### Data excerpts
"""

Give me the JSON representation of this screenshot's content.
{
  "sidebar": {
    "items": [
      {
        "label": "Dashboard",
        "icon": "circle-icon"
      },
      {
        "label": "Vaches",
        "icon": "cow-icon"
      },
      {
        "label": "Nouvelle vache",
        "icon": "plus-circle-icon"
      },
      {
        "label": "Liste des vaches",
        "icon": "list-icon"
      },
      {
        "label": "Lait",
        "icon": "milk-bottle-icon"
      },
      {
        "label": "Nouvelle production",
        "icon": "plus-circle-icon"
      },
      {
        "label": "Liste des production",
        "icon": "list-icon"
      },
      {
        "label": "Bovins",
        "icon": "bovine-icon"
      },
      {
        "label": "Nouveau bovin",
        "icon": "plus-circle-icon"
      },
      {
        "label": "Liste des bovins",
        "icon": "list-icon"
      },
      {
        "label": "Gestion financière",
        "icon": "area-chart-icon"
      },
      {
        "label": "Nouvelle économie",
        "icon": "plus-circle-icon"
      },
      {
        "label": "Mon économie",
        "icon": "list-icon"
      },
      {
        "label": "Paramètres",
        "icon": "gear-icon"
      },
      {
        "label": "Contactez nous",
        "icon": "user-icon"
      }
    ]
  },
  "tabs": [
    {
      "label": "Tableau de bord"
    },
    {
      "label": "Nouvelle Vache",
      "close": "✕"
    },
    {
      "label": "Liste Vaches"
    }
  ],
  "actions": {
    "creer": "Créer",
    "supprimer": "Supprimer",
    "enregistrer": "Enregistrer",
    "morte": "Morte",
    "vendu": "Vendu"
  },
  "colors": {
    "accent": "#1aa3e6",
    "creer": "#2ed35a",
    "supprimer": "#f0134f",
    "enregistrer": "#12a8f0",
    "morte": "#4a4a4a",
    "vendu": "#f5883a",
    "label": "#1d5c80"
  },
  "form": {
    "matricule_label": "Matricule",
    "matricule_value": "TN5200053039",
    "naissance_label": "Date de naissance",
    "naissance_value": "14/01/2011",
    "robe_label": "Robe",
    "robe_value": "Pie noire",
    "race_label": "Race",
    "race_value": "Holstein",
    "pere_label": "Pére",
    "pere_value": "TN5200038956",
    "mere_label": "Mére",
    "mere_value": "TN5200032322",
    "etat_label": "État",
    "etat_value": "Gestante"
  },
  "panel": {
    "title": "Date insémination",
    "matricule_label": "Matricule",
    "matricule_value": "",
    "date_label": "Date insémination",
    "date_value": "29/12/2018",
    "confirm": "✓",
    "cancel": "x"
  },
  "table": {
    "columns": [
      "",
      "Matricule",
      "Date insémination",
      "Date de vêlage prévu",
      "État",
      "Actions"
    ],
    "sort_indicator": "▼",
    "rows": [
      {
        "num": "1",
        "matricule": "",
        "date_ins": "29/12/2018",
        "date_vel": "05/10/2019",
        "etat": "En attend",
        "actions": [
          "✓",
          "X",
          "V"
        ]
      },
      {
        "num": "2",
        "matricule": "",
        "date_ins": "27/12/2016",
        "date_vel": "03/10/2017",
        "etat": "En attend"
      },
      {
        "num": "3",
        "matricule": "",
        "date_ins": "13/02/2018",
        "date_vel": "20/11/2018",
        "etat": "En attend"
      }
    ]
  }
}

"""

### Given task
Faithfully reproduce all of the records, character for character.

### Finished answer
Give me the JSON representation of this screenshot's content.
{
  "sidebar": {
    "items": [
      {
        "label": "Dashboard",
        "icon": "circle-icon"
      },
      {
        "label": "Vaches",
        "icon": "cow-icon"
      },
      {
        "label": "Nouvelle vache",
        "icon": "plus-circle-icon"
      },
      {
        "label": "Liste des vaches",
        "icon": "list-icon"
      },
      {
        "label": "Lait",
        "icon": "milk-bottle-icon"
      },
      {
        "label": "Nouvelle production",
        "icon": "plus-circle-icon"
      },
      {
        "label": "Liste des production",
        "icon": "list-icon"
      },
      {
        "label": "Bovins",
        "icon": "bovine-icon"
      },
      {
        "label": "Nouveau bovin",
        "icon": "plus-circle-icon"
      },
      {
        "label": "Liste des bovins",
        "icon": "list-icon"
      },
      {
        "label": "Gestion financière",
        "icon": "area-chart-icon"
      },
      {
        "label": "Nouvelle économie",
        "icon": "plus-circle-icon"
      },
      {
        "label": "Mon économie",
        "icon": "list-icon"
      },
      {
        "label": "Paramètres",
        "icon": "gear-icon"
      },
      {
        "label": "Contactez nous",
        "icon": "user-icon"
      }
    ]
  },
  "tabs": [
    {
      "label": "Tableau de bord"
    },
    {
      "label": "Nouvelle Vache",
      "close": "✕"
    },
    {
      "label": "Liste Vaches"
    }
  ],
  "actions": {
    "creer": "Créer",
    "supprimer": "Supprimer",
    "enregistrer": "Enregistrer",
    "morte": "Morte",
    "vendu": "Vendu"
  },
  "colors": {
    "accent": "#1aa3e6",
    "creer": "#2ed35a",
    "supprimer": "#f0134f",
    "enregistrer": "#12a8f0",
    "morte": "#4a4a4a",
    "vendu": "#f5883a",
    "label": "#1d5c80"
  },
  "form": {
    "matricule_label": "Matricule",
    "matricule_value": "TN5200053039",
    "naissance_label": "Date de naissance",
    "naissance_value": "14/01/2011",
    "robe_label": "Robe",
    "robe_value": "Pie noire",
    "race_label": "Race",
    "race_value": "Holstein",
    "pere_label": "Pére",
    "pere_value": "TN5200038956",
    "mere_label": "Mére",
    "mere_value": "TN5200032322",
    "etat_label": "État",
    "etat_value": "Gestante"
  },
  "panel": {
    "title": "Date insémination",
    "matricule_label": "Matricule",
    "matricule_value": "",
    "date_label": "Date insémination",
    "date_value": "29/12/2018",
    "confirm": "✓",
    "cancel": "x"
  },
  "table": {
    "columns": [
      "",
      "Matricule",
      "Date insémination",
      "Date de vêlage prévu",
      "État",
      "Actions"
    ],
    "sort_indicator": "▼",
    "rows": [
      {
        "num": "1",
        "matricule": "",
        "date_ins": "29/12/2018",
        "date_vel": "05/10/2019",
        "etat": "En attend",
        "actions": [
          "✓",
          "X",
          "V"
        ]
      },
      {
        "num": "2",
        "matricule": "",
        "date_ins": "27/12/2016",
        "date_vel": "03/10/2017",
        "etat": "En attend"
      },
      {
        "num": "3",
        "matricule": "",
        "date_ins": "13/02/2018",
        "date_vel": "20/11/2018",
        "etat": "En attend"
      }
    ]
  }
}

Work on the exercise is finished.